[Dataset records]
-*-

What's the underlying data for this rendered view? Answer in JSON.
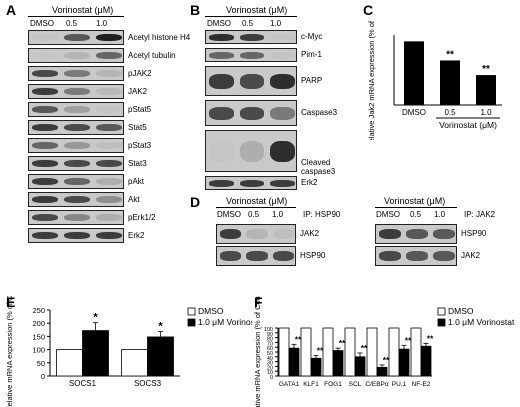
{
  "panel_labels": {
    "a": "A",
    "b": "B",
    "c": "C",
    "d": "D",
    "e": "E",
    "f": "F"
  },
  "treatment": "Vorinostat (μM)",
  "lanes": [
    "DMSO",
    "0.5",
    "1.0"
  ],
  "panel_a": {
    "rows": [
      {
        "label": "Acetyl histone H4",
        "bands": [
          0.1,
          0.75,
          0.95
        ]
      },
      {
        "label": "Acetyl tubulin",
        "bands": [
          0.05,
          0.25,
          0.7
        ]
      },
      {
        "label": "pJAK2",
        "bands": [
          0.8,
          0.6,
          0.25
        ]
      },
      {
        "label": "JAK2",
        "bands": [
          0.85,
          0.6,
          0.2
        ]
      },
      {
        "label": "pStat5",
        "bands": [
          0.75,
          0.4,
          0.1
        ]
      },
      {
        "label": "Stat5",
        "bands": [
          0.85,
          0.8,
          0.75
        ]
      },
      {
        "label": "pStat3",
        "bands": [
          0.7,
          0.45,
          0.15
        ]
      },
      {
        "label": "Stat3",
        "bands": [
          0.85,
          0.8,
          0.8
        ]
      },
      {
        "label": "pAkt",
        "bands": [
          0.85,
          0.7,
          0.3
        ]
      },
      {
        "label": "Akt",
        "bands": [
          0.85,
          0.8,
          0.5
        ]
      },
      {
        "label": "pErk1/2",
        "bands": [
          0.8,
          0.55,
          0.3
        ]
      },
      {
        "label": "Erk2",
        "bands": [
          0.85,
          0.85,
          0.85
        ]
      }
    ]
  },
  "panel_b": {
    "rows": [
      {
        "label": "c-Myc",
        "bands": [
          0.9,
          0.85,
          0.05
        ]
      },
      {
        "label": "Pim-1",
        "bands": [
          0.7,
          0.7,
          0.1
        ]
      },
      {
        "label": "PARP",
        "bands": [
          0.85,
          0.8,
          0.9
        ]
      },
      {
        "label": "Caspase3",
        "bands": [
          0.8,
          0.8,
          0.6
        ]
      },
      {
        "label": "Cleaved caspase3",
        "bands": [
          0.05,
          0.3,
          0.9
        ]
      },
      {
        "label": "Erk2",
        "bands": [
          0.85,
          0.85,
          0.85
        ]
      }
    ]
  },
  "panel_d": {
    "left": {
      "ip": "IP: HSP90",
      "rows": [
        {
          "label": "JAK2",
          "bands": [
            0.85,
            0.25,
            0.15
          ]
        },
        {
          "label": "HSP90",
          "bands": [
            0.8,
            0.8,
            0.8
          ]
        }
      ]
    },
    "right": {
      "ip": "IP: JAK2",
      "rows": [
        {
          "label": "HSP90",
          "bands": [
            0.85,
            0.75,
            0.75
          ]
        },
        {
          "label": "JAK2",
          "bands": [
            0.8,
            0.75,
            0.75
          ]
        }
      ]
    }
  },
  "chart_data": [
    {
      "type": "bar",
      "id": "C",
      "categories": [
        "DMSO",
        "0.5",
        "1.0"
      ],
      "values": [
        100,
        70,
        47
      ],
      "significance": [
        "",
        "**",
        "**"
      ],
      "ylabel": "Relative Jak2 mRNA expression (% of Control)",
      "xlabel": "Vorinostat (μM)",
      "ylim": [
        0,
        110
      ],
      "grid": false
    },
    {
      "type": "bar",
      "id": "E",
      "categories": [
        "SOCS1",
        "SOCS3"
      ],
      "series": [
        {
          "name": "DMSO",
          "values": [
            100,
            100
          ],
          "errors": [
            0,
            0
          ],
          "color": "#ffffff"
        },
        {
          "name": "1.0 μM Vorinostat",
          "values": [
            172,
            148
          ],
          "errors": [
            30,
            20
          ],
          "color": "#000000"
        }
      ],
      "significance": [
        "*",
        "*"
      ],
      "ylabel": "Relative mRNA expression (% of Control)",
      "yticks": [
        0,
        50,
        100,
        150,
        200,
        250
      ],
      "ylim": [
        0,
        250
      ],
      "legend": "right"
    },
    {
      "type": "bar",
      "id": "F",
      "categories": [
        "GATA1",
        "KLF1",
        "FOG1",
        "SCL",
        "C/EBPα",
        "PU.1",
        "NF-E2"
      ],
      "series": [
        {
          "name": "DMSO",
          "values": [
            100,
            100,
            100,
            100,
            100,
            100,
            100
          ],
          "errors": [
            0,
            0,
            0,
            0,
            0,
            0,
            0
          ],
          "color": "#ffffff"
        },
        {
          "name": "1.0 μM Vorinostat",
          "values": [
            58,
            37,
            53,
            40,
            18,
            56,
            62
          ],
          "errors": [
            8,
            6,
            5,
            8,
            5,
            8,
            6
          ],
          "color": "#000000"
        }
      ],
      "significance": [
        "**",
        "**",
        "**",
        "**",
        "**",
        "**",
        "**"
      ],
      "ylabel": "Relative mRNA expression (% of Control)",
      "yticks": [
        0,
        10,
        20,
        30,
        40,
        50,
        60,
        70,
        80,
        90,
        100
      ],
      "ylim": [
        0,
        100
      ],
      "legend": "right"
    }
  ]
}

-*-

§ **Problem statement**
Word for word, retype all of the data above, but include no pictures.

§ **Exercise output**
What's the underlying data for this rendered view? Answer in JSON.
{
  "panel_labels": {
    "a": "A",
    "b": "B",
    "c": "C",
    "d": "D",
    "e": "E",
    "f": "F"
  },
  "treatment": "Vorinostat (μM)",
  "lanes": [
    "DMSO",
    "0.5",
    "1.0"
  ],
  "panel_a": {
    "rows": [
      {
        "label": "Acetyl histone H4",
        "bands": [
          0.1,
          0.75,
          0.95
        ]
      },
      {
        "label": "Acetyl tubulin",
        "bands": [
          0.05,
          0.25,
          0.7
        ]
      },
      {
        "label": "pJAK2",
        "bands": [
          0.8,
          0.6,
          0.25
        ]
      },
      {
        "label": "JAK2",
        "bands": [
          0.85,
          0.6,
          0.2
        ]
      },
      {
        "label": "pStat5",
        "bands": [
          0.75,
          0.4,
          0.1
        ]
      },
      {
        "label": "Stat5",
        "bands": [
          0.85,
          0.8,
          0.75
        ]
      },
      {
        "label": "pStat3",
        "bands": [
          0.7,
          0.45,
          0.15
        ]
      },
      {
        "label": "Stat3",
        "bands": [
          0.85,
          0.8,
          0.8
        ]
      },
      {
        "label": "pAkt",
        "bands": [
          0.85,
          0.7,
          0.3
        ]
      },
      {
        "label": "Akt",
        "bands": [
          0.85,
          0.8,
          0.5
        ]
      },
      {
        "label": "pErk1/2",
        "bands": [
          0.8,
          0.55,
          0.3
        ]
      },
      {
        "label": "Erk2",
        "bands": [
          0.85,
          0.85,
          0.85
        ]
      }
    ]
  },
  "panel_b": {
    "rows": [
      {
        "label": "c-Myc",
        "bands": [
          0.9,
          0.85,
          0.05
        ]
      },
      {
        "label": "Pim-1",
        "bands": [
          0.7,
          0.7,
          0.1
        ]
      },
      {
        "label": "PARP",
        "bands": [
          0.85,
          0.8,
          0.9
        ]
      },
      {
        "label": "Caspase3",
        "bands": [
          0.8,
          0.8,
          0.6
        ]
      },
      {
        "label": "Cleaved caspase3",
        "bands": [
          0.05,
          0.3,
          0.9
        ]
      },
      {
        "label": "Erk2",
        "bands": [
          0.85,
          0.85,
          0.85
        ]
      }
    ]
  },
  "panel_d": {
    "left": {
      "ip": "IP: HSP90",
      "rows": [
        {
          "label": "JAK2",
          "bands": [
            0.85,
            0.25,
            0.15
          ]
        },
        {
          "label": "HSP90",
          "bands": [
            0.8,
            0.8,
            0.8
          ]
        }
      ]
    },
    "right": {
      "ip": "IP: JAK2",
      "rows": [
        {
          "label": "HSP90",
          "bands": [
            0.85,
            0.75,
            0.75
          ]
        },
        {
          "label": "JAK2",
          "bands": [
            0.8,
            0.75,
            0.75
          ]
        }
      ]
    }
  },
  "chart_data": [
    {
      "type": "bar",
      "id": "C",
      "categories": [
        "DMSO",
        "0.5",
        "1.0"
      ],
      "values": [
        100,
        70,
        47
      ],
      "significance": [
        "",
        "**",
        "**"
      ],
      "ylabel": "Relative Jak2 mRNA expression (% of Control)",
      "xlabel": "Vorinostat (μM)",
      "ylim": [
        0,
        110
      ],
      "grid": false
    },
    {
      "type": "bar",
      "id": "E",
      "categories": [
        "SOCS1",
        "SOCS3"
      ],
      "series": [
        {
          "name": "DMSO",
          "values": [
            100,
            100
          ],
          "errors": [
            0,
            0
          ],
          "color": "#ffffff"
        },
        {
          "name": "1.0 μM Vorinostat",
          "values": [
            172,
            148
          ],
          "errors": [
            30,
            20
          ],
          "color": "#000000"
        }
      ],
      "significance": [
        "*",
        "*"
      ],
      "ylabel": "Relative mRNA expression (% of Control)",
      "yticks": [
        0,
        50,
        100,
        150,
        200,
        250
      ],
      "ylim": [
        0,
        250
      ],
      "legend": "right"
    },
    {
      "type": "bar",
      "id": "F",
      "categories": [
        "GATA1",
        "KLF1",
        "FOG1",
        "SCL",
        "C/EBPα",
        "PU.1",
        "NF-E2"
      ],
      "series": [
        {
          "name": "DMSO",
          "values": [
            100,
            100,
            100,
            100,
            100,
            100,
            100
          ],
          "errors": [
            0,
            0,
            0,
            0,
            0,
            0,
            0
          ],
          "color": "#ffffff"
        },
        {
          "name": "1.0 μM Vorinostat",
          "values": [
            58,
            37,
            53,
            40,
            18,
            56,
            62
          ],
          "errors": [
            8,
            6,
            5,
            8,
            5,
            8,
            6
          ],
          "color": "#000000"
        }
      ],
      "significance": [
        "**",
        "**",
        "**",
        "**",
        "**",
        "**",
        "**"
      ],
      "ylabel": "Relative mRNA expression (% of Control)",
      "yticks": [
        0,
        10,
        20,
        30,
        40,
        50,
        60,
        70,
        80,
        90,
        100
      ],
      "ylim": [
        0,
        100
      ],
      "legend": "right"
    }
  ]
}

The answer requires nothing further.